Work to complete:
Repeat the entire listing exactly.

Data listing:
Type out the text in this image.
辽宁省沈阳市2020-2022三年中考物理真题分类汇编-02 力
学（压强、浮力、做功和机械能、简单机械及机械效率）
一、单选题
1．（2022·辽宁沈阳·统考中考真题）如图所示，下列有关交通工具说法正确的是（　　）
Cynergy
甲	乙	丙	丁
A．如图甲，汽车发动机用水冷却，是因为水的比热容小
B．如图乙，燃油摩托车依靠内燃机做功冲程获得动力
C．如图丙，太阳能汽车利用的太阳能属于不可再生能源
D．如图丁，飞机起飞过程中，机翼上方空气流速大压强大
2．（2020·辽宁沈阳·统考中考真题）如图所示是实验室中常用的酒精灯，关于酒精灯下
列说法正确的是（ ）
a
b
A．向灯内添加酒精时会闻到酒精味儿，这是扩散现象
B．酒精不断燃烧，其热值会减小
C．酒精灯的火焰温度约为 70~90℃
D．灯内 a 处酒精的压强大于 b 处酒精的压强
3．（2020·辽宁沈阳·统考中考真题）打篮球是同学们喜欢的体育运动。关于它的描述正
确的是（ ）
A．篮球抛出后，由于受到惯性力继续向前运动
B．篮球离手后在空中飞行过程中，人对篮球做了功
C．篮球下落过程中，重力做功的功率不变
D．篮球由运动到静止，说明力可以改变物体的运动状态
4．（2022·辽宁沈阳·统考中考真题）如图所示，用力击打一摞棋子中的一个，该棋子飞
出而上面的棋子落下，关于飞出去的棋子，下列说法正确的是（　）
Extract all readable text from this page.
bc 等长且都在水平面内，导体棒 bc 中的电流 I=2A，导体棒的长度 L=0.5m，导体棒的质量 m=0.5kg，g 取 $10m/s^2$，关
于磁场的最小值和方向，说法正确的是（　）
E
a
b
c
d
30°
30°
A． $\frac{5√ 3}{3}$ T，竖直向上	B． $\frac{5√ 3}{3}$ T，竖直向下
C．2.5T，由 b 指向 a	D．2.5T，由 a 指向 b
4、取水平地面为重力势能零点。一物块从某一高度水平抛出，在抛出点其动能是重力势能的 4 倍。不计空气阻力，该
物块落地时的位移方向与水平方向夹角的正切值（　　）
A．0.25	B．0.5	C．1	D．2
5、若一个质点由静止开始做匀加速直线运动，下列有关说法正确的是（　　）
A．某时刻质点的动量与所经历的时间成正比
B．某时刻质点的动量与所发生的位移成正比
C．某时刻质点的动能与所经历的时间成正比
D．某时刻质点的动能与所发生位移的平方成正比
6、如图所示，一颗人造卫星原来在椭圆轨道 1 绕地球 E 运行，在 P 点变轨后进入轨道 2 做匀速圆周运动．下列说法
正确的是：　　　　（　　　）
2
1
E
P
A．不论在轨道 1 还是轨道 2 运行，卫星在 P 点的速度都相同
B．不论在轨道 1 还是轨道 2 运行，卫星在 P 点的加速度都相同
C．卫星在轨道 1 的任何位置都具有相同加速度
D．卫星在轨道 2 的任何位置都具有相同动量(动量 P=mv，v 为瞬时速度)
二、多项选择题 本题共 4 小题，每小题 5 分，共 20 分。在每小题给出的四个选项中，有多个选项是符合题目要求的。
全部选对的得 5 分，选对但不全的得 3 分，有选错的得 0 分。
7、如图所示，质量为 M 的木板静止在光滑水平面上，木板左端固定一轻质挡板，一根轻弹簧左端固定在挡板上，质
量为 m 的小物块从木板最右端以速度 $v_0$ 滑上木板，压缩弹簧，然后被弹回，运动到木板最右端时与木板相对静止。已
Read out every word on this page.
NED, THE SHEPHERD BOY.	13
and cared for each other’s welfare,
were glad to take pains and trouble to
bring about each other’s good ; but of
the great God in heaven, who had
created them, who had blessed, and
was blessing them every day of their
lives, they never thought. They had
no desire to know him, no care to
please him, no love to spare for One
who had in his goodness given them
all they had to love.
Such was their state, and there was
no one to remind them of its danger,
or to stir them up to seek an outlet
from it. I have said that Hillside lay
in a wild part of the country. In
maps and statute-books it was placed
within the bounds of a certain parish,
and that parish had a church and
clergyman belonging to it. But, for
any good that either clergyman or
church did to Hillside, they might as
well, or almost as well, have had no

Task solution:
Type out the text in this image.
辽宁省沈阳市2020-2022三年中考物理真题分类汇编-02 力
学（压强、浮力、做功和机械能、简单机械及机械效率）
一、单选题
1．（2022·辽宁沈阳·统考中考真题）如图所示，下列有关交通工具说法正确的是（　　）
Cynergy
甲	乙	丙	丁
A．如图甲，汽车发动机用水冷却，是因为水的比热容小
B．如图乙，燃油摩托车依靠内燃机做功冲程获得动力
C．如图丙，太阳能汽车利用的太阳能属于不可再生能源
D．如图丁，飞机起飞过程中，机翼上方空气流速大压强大
2．（2020·辽宁沈阳·统考中考真题）如图所示是实验室中常用的酒精灯，关于酒精灯下
列说法正确的是（ ）
a
b
A．向灯内添加酒精时会闻到酒精味儿，这是扩散现象
B．酒精不断燃烧，其热值会减小
C．酒精灯的火焰温度约为 70~90℃
D．灯内 a 处酒精的压强大于 b 处酒精的压强
3．（2020·辽宁沈阳·统考中考真题）打篮球是同学们喜欢的体育运动。关于它的描述正
确的是（ ）
A．篮球抛出后，由于受到惯性力继续向前运动
B．篮球离手后在空中飞行过程中，人对篮球做了功
C．篮球下落过程中，重力做功的功率不变
D．篮球由运动到静止，说明力可以改变物体的运动状态
4．（2022·辽宁沈阳·统考中考真题）如图所示，用力击打一摞棋子中的一个，该棋子飞
出而上面的棋子落下，关于飞出去的棋子，下列说法正确的是（　）
Extract all readable text from this page.
bc 等长且都在水平面内，导体棒 bc 中的电流 I=2A，导体棒的长度 L=0.5m，导体棒的质量 m=0.5kg，g 取 $10m/s^2$，关
于磁场的最小值和方向，说法正确的是（　）
E
a
b
c
d
30°
30°
A． $\frac{5√ 3}{3}$ T，竖直向上	B． $\frac{5√ 3}{3}$ T，竖直向下
C．2.5T，由 b 指向 a	D．2.5T，由 a 指向 b
4、取水平地面为重力势能零点。一物块从某一高度水平抛出，在抛出点其动能是重力势能的 4 倍。不计空气阻力，该
物块落地时的位移方向与水平方向夹角的正切值（　　）
A．0.25	B．0.5	C．1	D．2
5、若一个质点由静止开始做匀加速直线运动，下列有关说法正确的是（　　）
A．某时刻质点的动量与所经历的时间成正比
B．某时刻质点的动量与所发生的位移成正比
C．某时刻质点的动能与所经历的时间成正比
D．某时刻质点的动能与所发生位移的平方成正比
6、如图所示，一颗人造卫星原来在椭圆轨道 1 绕地球 E 运行，在 P 点变轨后进入轨道 2 做匀速圆周运动．下列说法
正确的是：　　　　（　　　）
2
1
E
P
A．不论在轨道 1 还是轨道 2 运行，卫星在 P 点的速度都相同
B．不论在轨道 1 还是轨道 2 运行，卫星在 P 点的加速度都相同
C．卫星在轨道 1 的任何位置都具有相同加速度
D．卫星在轨道 2 的任何位置都具有相同动量(动量 P=mv，v 为瞬时速度)
二、多项选择题 本题共 4 小题，每小题 5 分，共 20 分。在每小题给出的四个选项中，有多个选项是符合题目要求的。
全部选对的得 5 分，选对但不全的得 3 分，有选错的得 0 分。
7、如图所示，质量为 M 的木板静止在光滑水平面上，木板左端固定一轻质挡板，一根轻弹簧左端固定在挡板上，质
量为 m 的小物块从木板最右端以速度 $v_0$ 滑上木板，压缩弹簧，然后被弹回，运动到木板最右端时与木板相对静止。已
Read out every word on this page.
NED, THE SHEPHERD BOY.	13
and cared for each other’s welfare,
were glad to take pains and trouble to
bring about each other’s good ; but of
the great God in heaven, who had
created them, who had blessed, and
was blessing them every day of their
lives, they never thought. They had
no desire to know him, no care to
please him, no love to spare for One
who had in his goodness given them
all they had to love.
Such was their state, and there was
no one to remind them of its danger,
or to stir them up to seek an outlet
from it. I have said that Hillside lay
in a wild part of the country. In
maps and statute-books it was placed
within the bounds of a certain parish,
and that parish had a church and
clergyman belonging to it. But, for
any good that either clergyman or
church did to Hillside, they might as
well, or almost as well, have had no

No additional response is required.